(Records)
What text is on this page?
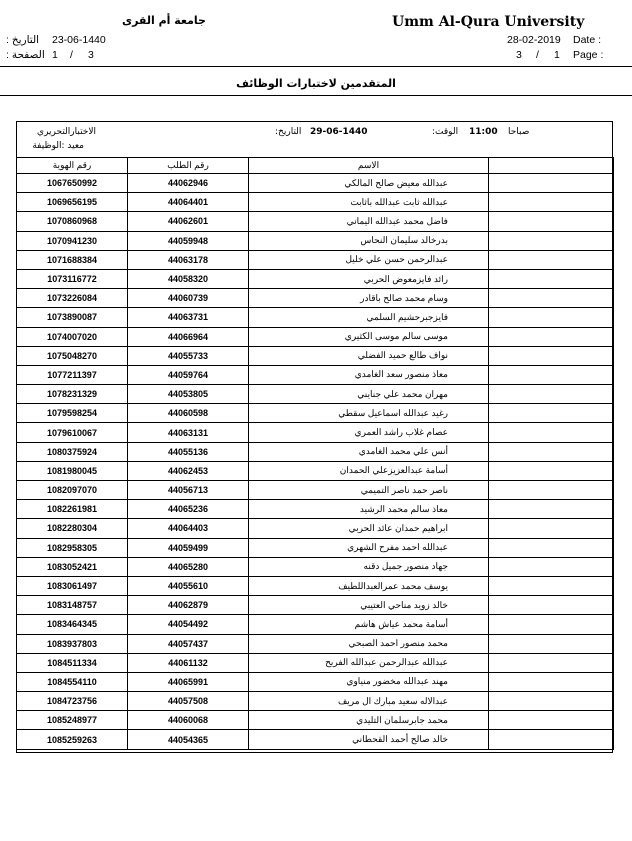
Umm Al-Qura University
جامعة أم القرى
التاريخ : 23-06-1440
الصفحة : 1 / 3
28-02-2019 Date :
3 / 1 Page :
المتقدمين لاختبارات الوظائف
الاختبارالتحريري
معيد :الوظيفة
:التاريخ 29-06-1440	:الوقت 11:00 صباحا
رقم الهوية	رقم الطلب	الاسم	
1067650992	44062946	عبدالله معيض صالح المالكي	
1069656195	44064401	عبدالله ثابت عبدالله باثابت	
1070860968	44062601	فاضل محمد عبدالله اليماني	
1070941230	44059948	بدرخالد سليمان النحاس	
1071688384	44063178	عبدالرحمن حسن علي خليل	
1073116772	44058320	رائد فايزمعوض الحربي	
1073226084	44060739	وسام محمد صالح باقادر	
1073890087	44063731	فايزجبرحشيم السلمي	
1074007020	44066964	موسى سالم موسى الكثيري	
1075048270	44055733	نواف طالع حميد الفضلي	
1077211397	44059764	معاذ منصور سعد الغامدي	
1078231329	44053805	مهران محمد علي جنايني	
1079598254	44060598	رغيد عبدالله اسماعيل سقطي	
1079610067	44063131	عصام غلاب راشد العمري	
1080375924	44055136	أنس علي محمد الغامدي	
1081980045	44062453	أسامة عبدالعزيزعلي الحمدان	
1082097070	44056713	ناصر حمد ناصر التميمي	
1082261981	44065236	معاذ سالم محمد الرشيد	
1082280304	44064403	ابراهيم حمدان عائد الحربي	
1082958305	44059499	عبدالله احمد مفرح الشهري	
1083052421	44065280	جهاد منصور جميل دقنه	
1083061497	44055610	يوسف محمد عمرالعبداللطيف	
1083148757	44062879	خالد زويد مناحي العتيبي	
1083464345	44054492	أسامة محمد عياش هاشم	
1083937803	44057437	محمد منصور احمد الصبحي	
1084511334	44061132	عبدالله عبدالرحمن عبدالله الفريح	
1084554110	44065991	مهند عبدالله مخضور منياوي	
1084723756	44057508	عبدالاله سعيد مبارك ال مريف	
1085248977	44060068	محمد جابرسلمان التليدي	
1085259263	44054365	خالد صالح أحمد القحطاني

**The request**
Copy each line above that contains the word "الغامدي".

**Reply**
1077211397	44059764	معاذ منصور سعد الغامدي	
1080375924	44055136	أنس علي محمد الغامدي	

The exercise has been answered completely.